Set exercise: Give every line below again, exactly.
------------
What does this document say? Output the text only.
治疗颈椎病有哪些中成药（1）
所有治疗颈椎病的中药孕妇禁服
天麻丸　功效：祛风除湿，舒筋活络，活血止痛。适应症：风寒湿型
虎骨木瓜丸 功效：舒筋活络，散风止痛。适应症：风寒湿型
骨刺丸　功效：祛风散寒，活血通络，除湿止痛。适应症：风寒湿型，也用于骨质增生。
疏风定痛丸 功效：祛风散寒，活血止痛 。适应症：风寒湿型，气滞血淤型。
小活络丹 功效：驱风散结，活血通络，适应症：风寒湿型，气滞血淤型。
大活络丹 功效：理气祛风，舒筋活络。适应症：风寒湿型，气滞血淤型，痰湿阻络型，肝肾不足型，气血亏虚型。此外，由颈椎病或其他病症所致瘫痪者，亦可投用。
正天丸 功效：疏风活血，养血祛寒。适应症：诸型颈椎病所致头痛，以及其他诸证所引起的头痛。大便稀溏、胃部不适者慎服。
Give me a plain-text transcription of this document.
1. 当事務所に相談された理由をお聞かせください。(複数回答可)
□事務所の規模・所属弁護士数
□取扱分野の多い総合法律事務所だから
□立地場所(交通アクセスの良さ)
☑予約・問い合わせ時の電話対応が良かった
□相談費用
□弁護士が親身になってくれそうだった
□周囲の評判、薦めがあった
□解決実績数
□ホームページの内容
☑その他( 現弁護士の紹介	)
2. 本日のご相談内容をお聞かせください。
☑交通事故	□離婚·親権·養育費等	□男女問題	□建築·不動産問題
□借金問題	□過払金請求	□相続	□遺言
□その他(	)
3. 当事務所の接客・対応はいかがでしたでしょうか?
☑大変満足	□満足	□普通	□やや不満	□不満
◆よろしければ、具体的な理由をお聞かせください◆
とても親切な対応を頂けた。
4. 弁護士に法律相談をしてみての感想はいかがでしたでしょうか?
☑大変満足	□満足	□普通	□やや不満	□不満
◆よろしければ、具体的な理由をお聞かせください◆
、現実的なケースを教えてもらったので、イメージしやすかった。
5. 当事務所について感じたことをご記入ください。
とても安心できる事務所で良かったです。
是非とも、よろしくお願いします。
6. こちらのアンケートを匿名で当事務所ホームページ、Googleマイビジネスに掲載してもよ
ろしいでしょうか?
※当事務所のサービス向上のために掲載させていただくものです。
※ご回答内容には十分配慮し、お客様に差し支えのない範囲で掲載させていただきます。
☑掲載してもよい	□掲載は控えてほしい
------------
Final result:
What does this document say? Output the text only.
治疗颈椎病有哪些中成药（1）
所有治疗颈椎病的中药孕妇禁服
天麻丸　功效：祛风除湿，舒筋活络，活血止痛。适应症：风寒湿型
虎骨木瓜丸 功效：舒筋活络，散风止痛。适应症：风寒湿型
骨刺丸　功效：祛风散寒，活血通络，除湿止痛。适应症：风寒湿型，也用于骨质增生。
疏风定痛丸 功效：祛风散寒，活血止痛 。适应症：风寒湿型，气滞血淤型。
小活络丹 功效：驱风散结，活血通络，适应症：风寒湿型，气滞血淤型。
大活络丹 功效：理气祛风，舒筋活络。适应症：风寒湿型，气滞血淤型，痰湿阻络型，肝肾不足型，气血亏虚型。此外，由颈椎病或其他病症所致瘫痪者，亦可投用。
正天丸 功效：疏风活血，养血祛寒。适应症：诸型颈椎病所致头痛，以及其他诸证所引起的头痛。大便稀溏、胃部不适者慎服。
Give me a plain-text transcription of this document.
1. 当事務所に相談された理由をお聞かせください。(複数回答可)
□事務所の規模・所属弁護士数
□取扱分野の多い総合法律事務所だから
□立地場所(交通アクセスの良さ)
☑予約・問い合わせ時の電話対応が良かった
□相談費用
□弁護士が親身になってくれそうだった
□周囲の評判、薦めがあった
□解決実績数
□ホームページの内容
☑その他( 現弁護士の紹介	)
2. 本日のご相談内容をお聞かせください。
☑交通事故	□離婚·親権·養育費等	□男女問題	□建築·不動産問題
□借金問題	□過払金請求	□相続	□遺言
□その他(	)
3. 当事務所の接客・対応はいかがでしたでしょうか?
☑大変満足	□満足	□普通	□やや不満	□不満
◆よろしければ、具体的な理由をお聞かせください◆
とても親切な対応を頂けた。
4. 弁護士に法律相談をしてみての感想はいかがでしたでしょうか?
☑大変満足	□満足	□普通	□やや不満	□不満
◆よろしければ、具体的な理由をお聞かせください◆
、現実的なケースを教えてもらったので、イメージしやすかった。
5. 当事務所について感じたことをご記入ください。
とても安心できる事務所で良かったです。
是非とも、よろしくお願いします。
6. こちらのアンケートを匿名で当事務所ホームページ、Googleマイビジネスに掲載してもよ
ろしいでしょうか?
※当事務所のサービス向上のために掲載させていただくものです。
※ご回答内容には十分配慮し、お客様に差し支えのない範囲で掲載させていただきます。
☑掲載してもよい	□掲載は控えてほしい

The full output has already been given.